*Supplied data*:
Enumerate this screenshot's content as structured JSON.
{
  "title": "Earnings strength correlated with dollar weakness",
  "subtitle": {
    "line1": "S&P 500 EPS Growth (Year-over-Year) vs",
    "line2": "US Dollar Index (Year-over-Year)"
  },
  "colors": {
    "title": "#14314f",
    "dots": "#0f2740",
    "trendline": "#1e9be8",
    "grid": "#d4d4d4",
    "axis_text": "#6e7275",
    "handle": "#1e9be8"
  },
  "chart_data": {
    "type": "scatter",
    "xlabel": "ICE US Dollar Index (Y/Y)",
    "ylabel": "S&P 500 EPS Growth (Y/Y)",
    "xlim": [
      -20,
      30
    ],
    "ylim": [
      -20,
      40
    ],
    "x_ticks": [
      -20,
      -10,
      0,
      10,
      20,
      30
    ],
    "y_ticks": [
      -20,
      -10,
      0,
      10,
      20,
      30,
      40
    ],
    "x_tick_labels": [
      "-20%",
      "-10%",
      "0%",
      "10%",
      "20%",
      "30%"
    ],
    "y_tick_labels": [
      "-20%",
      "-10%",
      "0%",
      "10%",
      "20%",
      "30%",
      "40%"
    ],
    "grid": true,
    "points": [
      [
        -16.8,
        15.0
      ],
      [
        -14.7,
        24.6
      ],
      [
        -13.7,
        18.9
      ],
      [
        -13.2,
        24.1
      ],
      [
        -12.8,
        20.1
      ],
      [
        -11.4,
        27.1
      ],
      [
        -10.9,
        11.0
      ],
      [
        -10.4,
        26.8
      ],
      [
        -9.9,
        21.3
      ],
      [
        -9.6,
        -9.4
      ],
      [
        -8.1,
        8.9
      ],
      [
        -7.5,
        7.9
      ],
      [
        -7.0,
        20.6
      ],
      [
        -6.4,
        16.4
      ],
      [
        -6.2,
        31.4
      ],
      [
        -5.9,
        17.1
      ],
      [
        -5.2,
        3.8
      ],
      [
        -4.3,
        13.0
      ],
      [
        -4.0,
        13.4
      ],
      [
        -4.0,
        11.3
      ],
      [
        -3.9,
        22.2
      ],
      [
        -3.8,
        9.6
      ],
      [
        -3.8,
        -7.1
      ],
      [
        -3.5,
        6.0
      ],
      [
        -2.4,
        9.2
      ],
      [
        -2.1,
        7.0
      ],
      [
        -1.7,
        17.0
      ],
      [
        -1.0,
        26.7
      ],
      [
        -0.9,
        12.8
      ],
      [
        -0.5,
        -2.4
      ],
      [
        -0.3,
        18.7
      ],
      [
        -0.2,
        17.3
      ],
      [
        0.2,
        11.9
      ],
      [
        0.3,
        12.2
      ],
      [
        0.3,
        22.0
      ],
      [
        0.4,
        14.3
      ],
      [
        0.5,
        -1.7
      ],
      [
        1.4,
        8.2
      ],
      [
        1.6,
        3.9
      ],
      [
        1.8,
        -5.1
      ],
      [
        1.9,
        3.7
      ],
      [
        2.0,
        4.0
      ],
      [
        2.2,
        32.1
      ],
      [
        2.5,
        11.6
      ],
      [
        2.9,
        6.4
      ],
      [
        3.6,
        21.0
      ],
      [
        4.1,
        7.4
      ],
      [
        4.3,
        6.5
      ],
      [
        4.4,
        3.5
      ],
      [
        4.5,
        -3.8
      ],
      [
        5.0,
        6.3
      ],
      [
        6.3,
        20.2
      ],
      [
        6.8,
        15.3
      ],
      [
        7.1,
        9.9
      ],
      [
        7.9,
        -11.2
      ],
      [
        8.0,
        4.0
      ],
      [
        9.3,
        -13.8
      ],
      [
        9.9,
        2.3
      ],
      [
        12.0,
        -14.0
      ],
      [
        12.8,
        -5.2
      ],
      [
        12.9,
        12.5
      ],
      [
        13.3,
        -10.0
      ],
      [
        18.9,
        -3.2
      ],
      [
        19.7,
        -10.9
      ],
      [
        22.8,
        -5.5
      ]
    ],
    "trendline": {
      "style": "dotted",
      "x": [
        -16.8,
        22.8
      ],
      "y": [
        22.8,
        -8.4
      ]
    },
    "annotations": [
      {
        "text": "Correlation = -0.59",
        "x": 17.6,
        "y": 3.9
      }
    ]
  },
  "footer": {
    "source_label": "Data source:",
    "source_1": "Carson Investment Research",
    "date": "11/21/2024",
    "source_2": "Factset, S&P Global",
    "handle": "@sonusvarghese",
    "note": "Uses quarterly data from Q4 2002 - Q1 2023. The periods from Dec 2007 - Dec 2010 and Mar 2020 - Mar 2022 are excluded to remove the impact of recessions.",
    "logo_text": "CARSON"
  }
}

*What you should do*:
Take the data above and return it exactly.

*Response*:
Enumerate this screenshot's content as structured JSON.
{
  "title": "Earnings strength correlated with dollar weakness",
  "subtitle": {
    "line1": "S&P 500 EPS Growth (Year-over-Year) vs",
    "line2": "US Dollar Index (Year-over-Year)"
  },
  "colors": {
    "title": "#14314f",
    "dots": "#0f2740",
    "trendline": "#1e9be8",
    "grid": "#d4d4d4",
    "axis_text": "#6e7275",
    "handle": "#1e9be8"
  },
  "chart_data": {
    "type": "scatter",
    "xlabel": "ICE US Dollar Index (Y/Y)",
    "ylabel": "S&P 500 EPS Growth (Y/Y)",
    "xlim": [
      -20,
      30
    ],
    "ylim": [
      -20,
      40
    ],
    "x_ticks": [
      -20,
      -10,
      0,
      10,
      20,
      30
    ],
    "y_ticks": [
      -20,
      -10,
      0,
      10,
      20,
      30,
      40
    ],
    "x_tick_labels": [
      "-20%",
      "-10%",
      "0%",
      "10%",
      "20%",
      "30%"
    ],
    "y_tick_labels": [
      "-20%",
      "-10%",
      "0%",
      "10%",
      "20%",
      "30%",
      "40%"
    ],
    "grid": true,
    "points": [
      [
        -16.8,
        15.0
      ],
      [
        -14.7,
        24.6
      ],
      [
        -13.7,
        18.9
      ],
      [
        -13.2,
        24.1
      ],
      [
        -12.8,
        20.1
      ],
      [
        -11.4,
        27.1
      ],
      [
        -10.9,
        11.0
      ],
      [
        -10.4,
        26.8
      ],
      [
        -9.9,
        21.3
      ],
      [
        -9.6,
        -9.4
      ],
      [
        -8.1,
        8.9
      ],
      [
        -7.5,
        7.9
      ],
      [
        -7.0,
        20.6
      ],
      [
        -6.4,
        16.4
      ],
      [
        -6.2,
        31.4
      ],
      [
        -5.9,
        17.1
      ],
      [
        -5.2,
        3.8
      ],
      [
        -4.3,
        13.0
      ],
      [
        -4.0,
        13.4
      ],
      [
        -4.0,
        11.3
      ],
      [
        -3.9,
        22.2
      ],
      [
        -3.8,
        9.6
      ],
      [
        -3.8,
        -7.1
      ],
      [
        -3.5,
        6.0
      ],
      [
        -2.4,
        9.2
      ],
      [
        -2.1,
        7.0
      ],
      [
        -1.7,
        17.0
      ],
      [
        -1.0,
        26.7
      ],
      [
        -0.9,
        12.8
      ],
      [
        -0.5,
        -2.4
      ],
      [
        -0.3,
        18.7
      ],
      [
        -0.2,
        17.3
      ],
      [
        0.2,
        11.9
      ],
      [
        0.3,
        12.2
      ],
      [
        0.3,
        22.0
      ],
      [
        0.4,
        14.3
      ],
      [
        0.5,
        -1.7
      ],
      [
        1.4,
        8.2
      ],
      [
        1.6,
        3.9
      ],
      [
        1.8,
        -5.1
      ],
      [
        1.9,
        3.7
      ],
      [
        2.0,
        4.0
      ],
      [
        2.2,
        32.1
      ],
      [
        2.5,
        11.6
      ],
      [
        2.9,
        6.4
      ],
      [
        3.6,
        21.0
      ],
      [
        4.1,
        7.4
      ],
      [
        4.3,
        6.5
      ],
      [
        4.4,
        3.5
      ],
      [
        4.5,
        -3.8
      ],
      [
        5.0,
        6.3
      ],
      [
        6.3,
        20.2
      ],
      [
        6.8,
        15.3
      ],
      [
        7.1,
        9.9
      ],
      [
        7.9,
        -11.2
      ],
      [
        8.0,
        4.0
      ],
      [
        9.3,
        -13.8
      ],
      [
        9.9,
        2.3
      ],
      [
        12.0,
        -14.0
      ],
      [
        12.8,
        -5.2
      ],
      [
        12.9,
        12.5
      ],
      [
        13.3,
        -10.0
      ],
      [
        18.9,
        -3.2
      ],
      [
        19.7,
        -10.9
      ],
      [
        22.8,
        -5.5
      ]
    ],
    "trendline": {
      "style": "dotted",
      "x": [
        -16.8,
        22.8
      ],
      "y": [
        22.8,
        -8.4
      ]
    },
    "annotations": [
      {
        "text": "Correlation = -0.59",
        "x": 17.6,
        "y": 3.9
      }
    ]
  },
  "footer": {
    "source_label": "Data source:",
    "source_1": "Carson Investment Research",
    "date": "11/21/2024",
    "source_2": "Factset, S&P Global",
    "handle": "@sonusvarghese",
    "note": "Uses quarterly data from Q4 2002 - Q1 2023. The periods from Dec 2007 - Dec 2010 and Mar 2020 - Mar 2022 are excluded to remove the impact of recessions.",
    "logo_text": "CARSON"
  }
}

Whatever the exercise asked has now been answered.